═══ Task material

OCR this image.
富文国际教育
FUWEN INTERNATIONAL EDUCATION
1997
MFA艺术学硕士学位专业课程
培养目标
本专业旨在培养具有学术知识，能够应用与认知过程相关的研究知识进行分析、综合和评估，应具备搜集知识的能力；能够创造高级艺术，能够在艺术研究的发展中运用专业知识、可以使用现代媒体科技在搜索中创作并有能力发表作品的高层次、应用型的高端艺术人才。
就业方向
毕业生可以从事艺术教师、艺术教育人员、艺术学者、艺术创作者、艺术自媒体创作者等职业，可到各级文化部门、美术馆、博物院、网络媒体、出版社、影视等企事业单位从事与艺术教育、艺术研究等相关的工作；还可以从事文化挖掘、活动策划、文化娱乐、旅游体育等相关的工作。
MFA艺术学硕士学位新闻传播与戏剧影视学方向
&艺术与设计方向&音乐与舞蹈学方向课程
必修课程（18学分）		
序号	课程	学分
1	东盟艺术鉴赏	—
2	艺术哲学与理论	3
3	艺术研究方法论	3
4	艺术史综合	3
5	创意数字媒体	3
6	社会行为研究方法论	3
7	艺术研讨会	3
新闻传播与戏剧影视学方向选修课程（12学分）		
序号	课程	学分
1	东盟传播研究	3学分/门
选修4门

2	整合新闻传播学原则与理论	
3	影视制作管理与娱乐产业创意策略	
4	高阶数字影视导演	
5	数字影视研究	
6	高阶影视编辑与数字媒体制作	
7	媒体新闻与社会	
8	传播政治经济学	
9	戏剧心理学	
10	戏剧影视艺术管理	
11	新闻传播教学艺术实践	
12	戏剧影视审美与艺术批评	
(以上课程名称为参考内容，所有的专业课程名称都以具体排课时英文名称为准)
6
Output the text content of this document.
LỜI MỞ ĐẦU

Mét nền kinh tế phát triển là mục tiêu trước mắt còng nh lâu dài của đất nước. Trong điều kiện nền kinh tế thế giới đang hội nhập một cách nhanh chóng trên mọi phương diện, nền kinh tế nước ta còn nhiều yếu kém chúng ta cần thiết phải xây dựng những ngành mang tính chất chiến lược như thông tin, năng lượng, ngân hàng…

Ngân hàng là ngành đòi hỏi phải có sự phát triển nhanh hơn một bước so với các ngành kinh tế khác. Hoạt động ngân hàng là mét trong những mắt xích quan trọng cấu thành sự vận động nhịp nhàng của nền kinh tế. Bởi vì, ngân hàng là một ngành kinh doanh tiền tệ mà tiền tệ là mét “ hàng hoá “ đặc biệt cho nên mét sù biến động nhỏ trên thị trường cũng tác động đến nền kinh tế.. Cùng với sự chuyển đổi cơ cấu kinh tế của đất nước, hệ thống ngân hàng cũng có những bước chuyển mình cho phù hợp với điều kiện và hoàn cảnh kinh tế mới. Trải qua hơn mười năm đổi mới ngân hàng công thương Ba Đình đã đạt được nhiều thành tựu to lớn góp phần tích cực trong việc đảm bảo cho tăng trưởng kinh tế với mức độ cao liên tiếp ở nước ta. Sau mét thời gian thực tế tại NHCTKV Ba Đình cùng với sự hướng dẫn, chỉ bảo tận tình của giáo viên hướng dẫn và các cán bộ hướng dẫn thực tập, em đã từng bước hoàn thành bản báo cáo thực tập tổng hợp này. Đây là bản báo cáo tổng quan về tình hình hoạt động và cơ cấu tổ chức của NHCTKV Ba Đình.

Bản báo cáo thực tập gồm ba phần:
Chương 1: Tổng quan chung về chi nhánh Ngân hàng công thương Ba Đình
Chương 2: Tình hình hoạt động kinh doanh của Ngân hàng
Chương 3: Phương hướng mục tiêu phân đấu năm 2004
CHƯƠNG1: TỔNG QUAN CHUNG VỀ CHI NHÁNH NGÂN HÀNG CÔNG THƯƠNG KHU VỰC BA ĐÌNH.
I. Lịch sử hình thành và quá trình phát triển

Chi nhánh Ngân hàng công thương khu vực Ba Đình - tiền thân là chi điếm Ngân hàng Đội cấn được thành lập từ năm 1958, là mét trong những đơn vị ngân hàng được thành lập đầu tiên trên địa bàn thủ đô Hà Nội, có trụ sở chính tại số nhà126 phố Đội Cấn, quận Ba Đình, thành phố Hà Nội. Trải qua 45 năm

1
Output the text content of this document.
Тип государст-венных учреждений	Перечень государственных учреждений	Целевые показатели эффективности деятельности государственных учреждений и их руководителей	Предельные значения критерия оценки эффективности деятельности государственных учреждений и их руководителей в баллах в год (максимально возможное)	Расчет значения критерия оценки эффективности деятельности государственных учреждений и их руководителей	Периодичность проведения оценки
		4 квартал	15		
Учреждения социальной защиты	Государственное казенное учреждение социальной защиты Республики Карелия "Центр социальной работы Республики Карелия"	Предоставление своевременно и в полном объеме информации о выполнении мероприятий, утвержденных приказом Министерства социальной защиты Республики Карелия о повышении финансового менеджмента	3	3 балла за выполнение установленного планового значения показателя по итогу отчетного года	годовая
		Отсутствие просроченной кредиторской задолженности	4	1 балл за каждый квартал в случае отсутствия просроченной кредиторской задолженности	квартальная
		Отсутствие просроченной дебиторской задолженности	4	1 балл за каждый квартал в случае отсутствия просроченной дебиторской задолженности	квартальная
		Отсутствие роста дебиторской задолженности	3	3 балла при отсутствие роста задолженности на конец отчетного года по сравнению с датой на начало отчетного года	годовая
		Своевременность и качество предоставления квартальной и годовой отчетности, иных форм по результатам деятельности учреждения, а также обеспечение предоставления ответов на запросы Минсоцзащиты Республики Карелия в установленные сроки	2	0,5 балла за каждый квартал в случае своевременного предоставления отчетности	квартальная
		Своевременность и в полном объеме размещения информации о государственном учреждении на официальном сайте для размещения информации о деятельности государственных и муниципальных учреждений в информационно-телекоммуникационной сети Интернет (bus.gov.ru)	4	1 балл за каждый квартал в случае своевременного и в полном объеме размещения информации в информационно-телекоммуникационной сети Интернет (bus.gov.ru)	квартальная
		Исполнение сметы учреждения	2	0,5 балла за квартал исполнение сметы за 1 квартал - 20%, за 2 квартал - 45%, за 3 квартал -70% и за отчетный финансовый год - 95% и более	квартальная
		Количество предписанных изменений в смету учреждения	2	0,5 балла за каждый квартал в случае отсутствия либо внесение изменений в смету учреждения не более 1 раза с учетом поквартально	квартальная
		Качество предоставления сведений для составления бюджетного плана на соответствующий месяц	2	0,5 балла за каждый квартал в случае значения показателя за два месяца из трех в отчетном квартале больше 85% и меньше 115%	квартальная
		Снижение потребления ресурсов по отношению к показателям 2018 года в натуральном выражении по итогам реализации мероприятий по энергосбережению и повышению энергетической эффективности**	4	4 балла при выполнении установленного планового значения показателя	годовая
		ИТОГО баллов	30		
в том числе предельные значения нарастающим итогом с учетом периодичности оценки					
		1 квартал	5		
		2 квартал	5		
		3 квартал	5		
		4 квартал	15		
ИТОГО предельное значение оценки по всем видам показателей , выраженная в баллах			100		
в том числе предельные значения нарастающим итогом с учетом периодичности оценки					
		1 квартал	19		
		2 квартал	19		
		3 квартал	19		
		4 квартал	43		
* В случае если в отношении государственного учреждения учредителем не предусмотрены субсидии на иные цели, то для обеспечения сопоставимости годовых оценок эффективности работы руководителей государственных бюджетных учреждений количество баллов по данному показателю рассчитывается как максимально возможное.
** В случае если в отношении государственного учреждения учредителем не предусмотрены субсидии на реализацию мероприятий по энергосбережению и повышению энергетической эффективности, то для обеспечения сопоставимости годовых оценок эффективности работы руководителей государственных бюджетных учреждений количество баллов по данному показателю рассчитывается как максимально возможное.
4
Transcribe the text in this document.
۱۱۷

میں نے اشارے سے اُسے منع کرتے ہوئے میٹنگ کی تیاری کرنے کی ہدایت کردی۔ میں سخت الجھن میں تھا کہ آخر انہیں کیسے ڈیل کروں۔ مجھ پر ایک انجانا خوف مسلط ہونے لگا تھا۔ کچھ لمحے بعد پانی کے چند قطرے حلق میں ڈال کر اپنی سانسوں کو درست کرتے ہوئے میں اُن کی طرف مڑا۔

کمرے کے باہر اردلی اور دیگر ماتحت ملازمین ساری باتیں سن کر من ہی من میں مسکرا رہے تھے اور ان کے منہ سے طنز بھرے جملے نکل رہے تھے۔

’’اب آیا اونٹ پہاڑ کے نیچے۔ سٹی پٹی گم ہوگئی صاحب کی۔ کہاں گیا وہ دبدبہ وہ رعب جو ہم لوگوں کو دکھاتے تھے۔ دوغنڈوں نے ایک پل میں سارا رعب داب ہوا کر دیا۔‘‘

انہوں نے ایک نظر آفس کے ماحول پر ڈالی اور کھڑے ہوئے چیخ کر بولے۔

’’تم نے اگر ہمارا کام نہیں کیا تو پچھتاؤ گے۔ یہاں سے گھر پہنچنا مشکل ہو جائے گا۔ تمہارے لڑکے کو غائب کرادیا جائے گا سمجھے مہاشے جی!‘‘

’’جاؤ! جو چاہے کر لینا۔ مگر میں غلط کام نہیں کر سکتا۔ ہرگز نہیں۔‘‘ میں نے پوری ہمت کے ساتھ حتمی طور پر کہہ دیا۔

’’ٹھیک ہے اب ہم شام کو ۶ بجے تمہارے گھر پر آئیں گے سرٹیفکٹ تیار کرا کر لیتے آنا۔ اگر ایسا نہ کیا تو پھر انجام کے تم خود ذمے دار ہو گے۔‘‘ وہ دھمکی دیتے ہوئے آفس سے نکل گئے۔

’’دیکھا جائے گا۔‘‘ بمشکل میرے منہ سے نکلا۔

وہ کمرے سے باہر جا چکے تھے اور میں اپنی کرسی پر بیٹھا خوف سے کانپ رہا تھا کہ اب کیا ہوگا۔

══════

Show every line from the entries above in which the word "показателю" appears.

> [Exercise answer]:
* В случае если в отношении государственного учреждения учредителем не предусмотрены субсидии на иные цели, то для обеспечения сопоставимости годовых оценок эффективности работы руководителей государственных бюджетных учреждений количество баллов по данному показателю рассчитывается как максимально возможное.
** В случае если в отношении государственного учреждения учредителем не предусмотрены субсидии на реализацию мероприятий по энергосбережению и повышению энергетической эффективности, то для обеспечения сопоставимости годовых оценок эффективности работы руководителей государственных бюджетных учреждений количество баллов по данному показателю рассчитывается как максимально возможное.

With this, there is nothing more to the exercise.